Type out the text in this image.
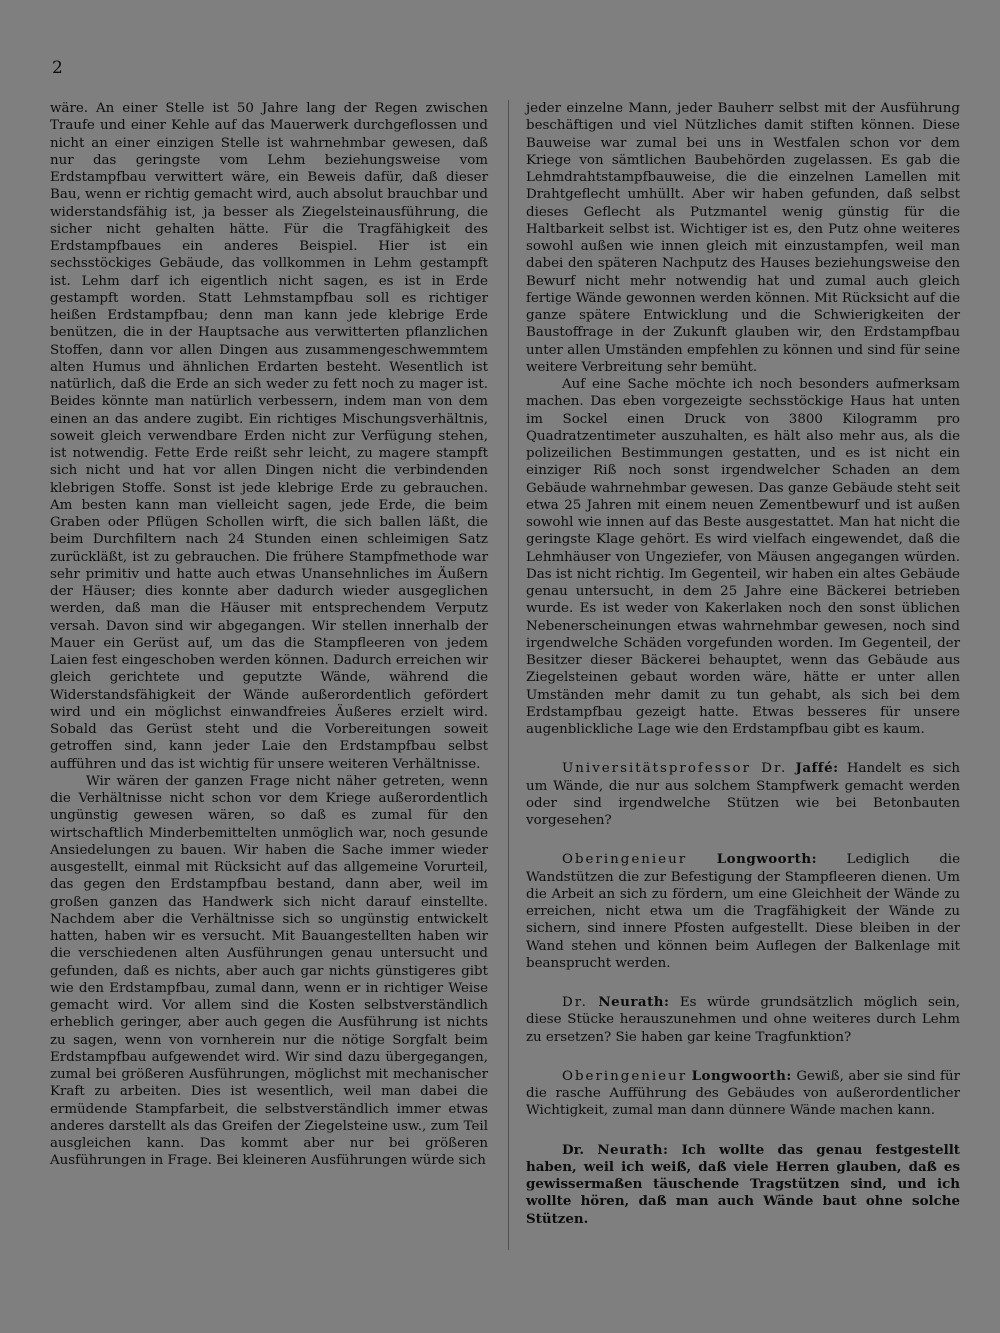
2

wäre. An einer Stelle ist 50 Jahre lang der Regen zwischen Traufe und einer Kehle auf das Mauerwerk durchgeflossen und nicht an einer einzigen Stelle ist wahrnehmbar gewesen, daß nur das geringste vom Lehm beziehungsweise vom Erdstampfbau verwittert wäre, ein Beweis dafür, daß dieser Bau, wenn er richtig gemacht wird, auch absolut brauchbar und widerstandsfähig ist, ja besser als Ziegelsteinausführung, die sicher nicht gehalten hätte. Für die Tragfähigkeit des Erdstampfbaues ein anderes Beispiel. Hier ist ein sechsstöckiges Gebäude, das vollkommen in Lehm gestampft ist. Lehm darf ich eigentlich nicht sagen, es ist in Erde gestampft worden. Statt Lehmstampfbau soll es richtiger heißen Erdstampfbau; denn man kann jede klebrige Erde benützen, die in der Hauptsache aus verwitterten pflanzlichen Stoffen, dann vor allen Dingen aus zusammengeschwemmtem alten Humus und ähnlichen Erdarten besteht. Wesentlich ist natürlich, daß die Erde an sich weder zu fett noch zu mager ist. Beides könnte man natürlich verbessern, indem man von dem einen an das andere zugibt. Ein richtiges Mischungsverhältnis, soweit gleich verwendbare Erden nicht zur Verfügung stehen, ist notwendig. Fette Erde reißt sehr leicht, zu magere stampft sich nicht und hat vor allen Dingen nicht die verbindenden klebrigen Stoffe. Sonst ist jede klebrige Erde zu gebrauchen. Am besten kann man vielleicht sagen, jede Erde, die beim Graben oder Pflügen Schollen wirft, die sich ballen läßt, die beim Durchfiltern nach 24 Stunden einen schleimigen Satz zurückläßt, ist zu gebrauchen. Die frühere Stampfmethode war sehr primitiv und hatte auch etwas Unansehnliches im Äußern der Häuser; dies konnte aber dadurch wieder ausgeglichen werden, daß man die Häuser mit entsprechendem Verputz versah. Davon sind wir abgegangen. Wir stellen innerhalb der Mauer ein Gerüst auf, um das die Stampfleeren von jedem Laien fest eingeschoben werden können. Dadurch erreichen wir gleich gerichtete und geputzte Wände, während die Widerstandsfähigkeit der Wände außerordentlich gefördert wird und ein möglichst einwandfreies Äußeres erzielt wird. Sobald das Gerüst steht und die Vorbereitungen soweit getroffen sind, kann jeder Laie den Erdstampfbau selbst aufführen und das ist wichtig für unsere weiteren Verhältnisse.

Wir wären der ganzen Frage nicht näher getreten, wenn die Verhältnisse nicht schon vor dem Kriege außerordentlich ungünstig gewesen wären, so daß es zumal für den wirtschaftlich Minderbemittelten unmöglich war, noch gesunde Ansiedelungen zu bauen. Wir haben die Sache immer wieder ausgestellt, einmal mit Rücksicht auf das allgemeine Vorurteil, das gegen den Erdstampfbau bestand, dann aber, weil im großen ganzen das Handwerk sich nicht darauf einstellte. Nachdem aber die Verhältnisse sich so ungünstig entwickelt hatten, haben wir es versucht. Mit Bauangestellten haben wir die verschiedenen alten Ausführungen genau untersucht und gefunden, daß es nichts, aber auch gar nichts günstigeres gibt wie den Erdstampfbau, zumal dann, wenn er in richtiger Weise gemacht wird. Vor allem sind die Kosten selbstverständlich erheblich geringer, aber auch gegen die Ausführung ist nichts zu sagen, wenn von vornherein nur die nötige Sorgfalt beim Erdstampfbau aufgewendet wird. Wir sind dazu übergegangen, zumal bei größeren Ausführungen, möglichst mit mechanischer Kraft zu arbeiten. Dies ist wesentlich, weil man dabei die ermüdende Stampfarbeit, die selbstverständlich immer etwas anderes darstellt als das Greifen der Ziegelsteine usw., zum Teil ausgleichen kann. Das kommt aber nur bei größeren Ausführungen in Frage. Bei kleineren Ausführungen würde sich

jeder einzelne Mann, jeder Bauherr selbst mit der Ausführung beschäftigen und viel Nützliches damit stiften können. Diese Bauweise war zumal bei uns in Westfalen schon vor dem Kriege von sämtlichen Baubehörden zugelassen. Es gab die Lehmdrahtstampfbauweise, die die einzelnen Lamellen mit Drahtgeflecht umhüllt. Aber wir haben gefunden, daß selbst dieses Geflecht als Putzmantel wenig günstig für die Haltbarkeit selbst ist. Wichtiger ist es, den Putz ohne weiteres sowohl außen wie innen gleich mit einzustampfen, weil man dabei den späteren Nachputz des Hauses beziehungsweise den Bewurf nicht mehr notwendig hat und zumal auch gleich fertige Wände gewonnen werden können. Mit Rücksicht auf die ganze spätere Entwicklung und die Schwierigkeiten der Baustoffrage in der Zukunft glauben wir, den Erdstampfbau unter allen Umständen empfehlen zu können und sind für seine weitere Verbreitung sehr bemüht.

Auf eine Sache möchte ich noch besonders aufmerksam machen. Das eben vorgezeigte sechsstöckige Haus hat unten im Sockel einen Druck von 3800 Kilogramm pro Quadratzentimeter auszuhalten, es hält also mehr aus, als die polizeilichen Bestimmungen gestatten, und es ist nicht ein einziger Riß noch sonst irgendwelcher Schaden an dem Gebäude wahrnehmbar gewesen. Das ganze Gebäude steht seit etwa 25 Jahren mit einem neuen Zementbewurf und ist außen sowohl wie innen auf das Beste ausgestattet. Man hat nicht die geringste Klage gehört. Es wird vielfach eingewendet, daß die Lehmhäuser von Ungeziefer, von Mäusen angegangen würden. Das ist nicht richtig. Im Gegenteil, wir haben ein altes Gebäude genau untersucht, in dem 25 Jahre eine Bäckerei betrieben wurde. Es ist weder von Kakerlaken noch den sonst üblichen Nebenerscheinungen etwas wahrnehmbar gewesen, noch sind irgendwelche Schäden vorgefunden worden. Im Gegenteil, der Besitzer dieser Bäckerei behauptet, wenn das Gebäude aus Ziegelsteinen gebaut worden wäre, hätte er unter allen Umständen mehr damit zu tun gehabt, als sich bei dem Erdstampfbau gezeigt hatte. Etwas besseres für unsere augenblickliche Lage wie den Erdstampfbau gibt es kaum.

Universitätsprofessor Dr. Jaffé: Handelt es sich um Wände, die nur aus solchem Stampfwerk gemacht werden oder sind irgendwelche Stützen wie bei Betonbauten vorgesehen?

Oberingenieur Longwoorth: Lediglich die Wandstützen die zur Befestigung der Stampfleeren dienen. Um die Arbeit an sich zu fördern, um eine Gleichheit der Wände zu erreichen, nicht etwa um die Tragfähigkeit der Wände zu sichern, sind innere Pfosten aufgestellt. Diese bleiben in der Wand stehen und können beim Auflegen der Balkenlage mit beansprucht werden.

Dr. Neurath: Es würde grundsätzlich möglich sein, diese Stücke herauszunehmen und ohne weiteres durch Lehm zu ersetzen? Sie haben gar keine Tragfunktion?

Oberingenieur Longwoorth: Gewiß, aber sie sind für die rasche Aufführung des Gebäudes von außerordentlicher Wichtigkeit, zumal man dann dünnere Wände machen kann.

Dr. Neurath: Ich wollte das genau festgestellt haben, weil ich weiß, daß viele Herren glauben, daß es gewissermaßen täuschende Tragstützen sind, und ich wollte hören, daß man auch Wände baut ohne solche Stützen.
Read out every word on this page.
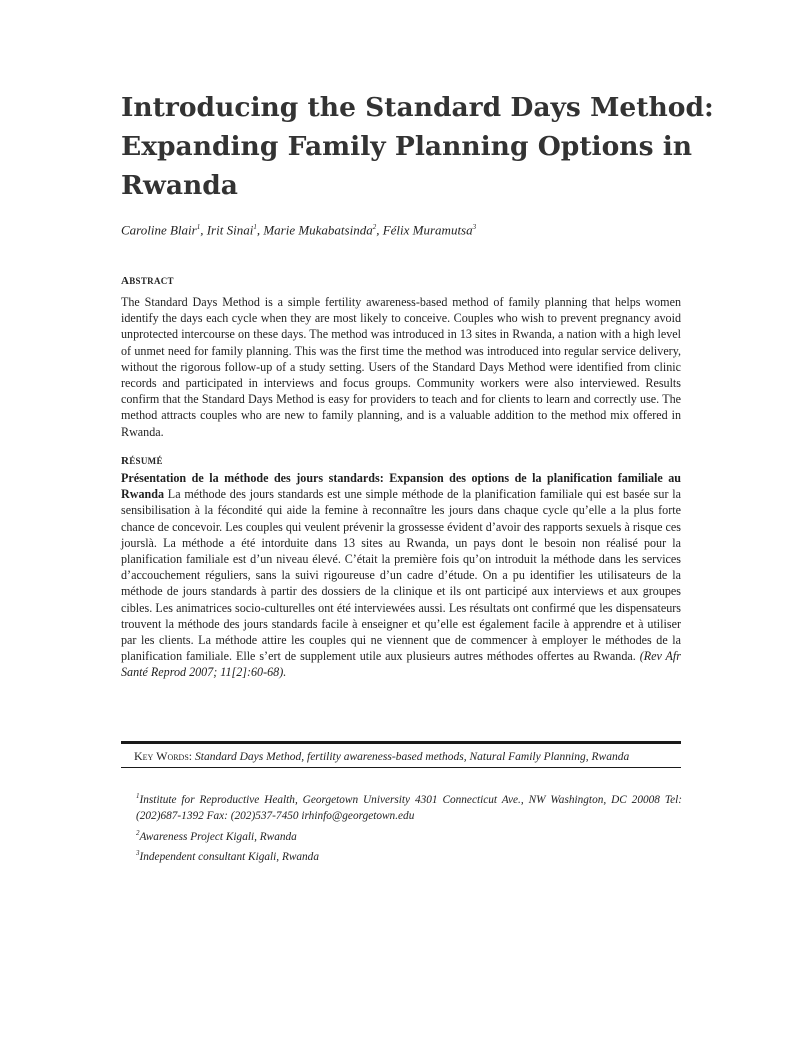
Introducing the Standard Days Method: Expanding Family Planning Options in Rwanda
Caroline Blair$^1$, Irit Sinai$^1$, Marie Mukabatsinda$^2$, Félix Muramutsa$^3$
ABSTRACT

The Standard Days Method is a simple fertility awareness-based method of family planning that helps women identify the days each cycle when they are most likely to conceive. Couples who wish to prevent pregnancy avoid unprotected intercourse on these days. The method was introduced in 13 sites in Rwanda, a nation with a high level of unmet need for family planning. This was the first time the method was introduced into regular service delivery, without the rigorous follow-up of a study setting. Users of the Standard Days Method were identified from clinic records and participated in interviews and focus groups. Community workers were also interviewed. Results confirm that the Standard Days Method is easy for providers to teach and for clients to learn and correctly use. The method attracts couples who are new to family planning, and is a valuable addition to the method mix offered in Rwanda.

RÉSUMÉ

Présentation de la méthode des jours standards: Expansion des options de la planification familiale au Rwanda La méthode des jours standards est une simple méthode de la planification familiale qui est basée sur la sensibilisation à la fécondité qui aide la femine à reconnaître les jours dans chaque cycle qu’elle a la plus forte chance de concevoir. Les couples qui veulent prévenir la grossesse évident d’avoir des rapports sexuels à risque ces jourslà. La méthode a été intorduite dans 13 sites au Rwanda, un pays dont le besoin non réalisé pour la planification familiale est d’un niveau élevé. C’était la première fois qu’on introduit la méthode dans les services d’accouchement réguliers, sans la suivi rigoureuse d’un cadre d’étude. On a pu identifier les utilisateurs de la méthode de jours standards à partir des dossiers de la clinique et ils ont participé aux interviews et aux groupes cibles. Les animatrices socio-culturelles ont été interviewées aussi. Les résultats ont confirmé que les dispensateurs trouvent la méthode des jours standards facile à enseigner et qu’elle est également facile à apprendre et à utiliser par les clients. La méthode attire les couples qui ne viennent que de commencer à employer le méthodes de la planification familiale. Elle s’ert de supplement utile aux plusieurs autres méthodes offertes au Rwanda. (Rev Afr Santé Reprod 2007; 11[2]:60-68).

Key Words: Standard Days Method, fertility awareness-based methods, Natural Family Planning, Rwanda

$^1$Institute for Reproductive Health, Georgetown University 4301 Connecticut Ave., NW Washington, DC 20008 Tel: (202)687-1392 Fax: (202)537-7450 irhinfo@georgetown.edu

$^2$Awareness Project Kigali, Rwanda

$^3$Independent consultant Kigali, Rwanda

[Problem to solve]
Each line that has the word "Oberingenieur" should be copied.

[Written response]
Oberingenieur Longwoorth: Lediglich die Wandstützen die zur Befestigung der Stampfleeren dienen. Um die Arbeit an sich zu fördern, um eine Gleichheit der Wände zu erreichen, nicht etwa um die Tragfähigkeit der Wände zu sichern, sind innere Pfosten aufgestellt. Diese bleiben in der Wand stehen und können beim Auflegen der Balkenlage mit beansprucht werden.
Oberingenieur Longwoorth: Gewiß, aber sie sind für die rasche Aufführung des Gebäudes von außerordentlicher Wichtigkeit, zumal man dann dünnere Wände machen kann.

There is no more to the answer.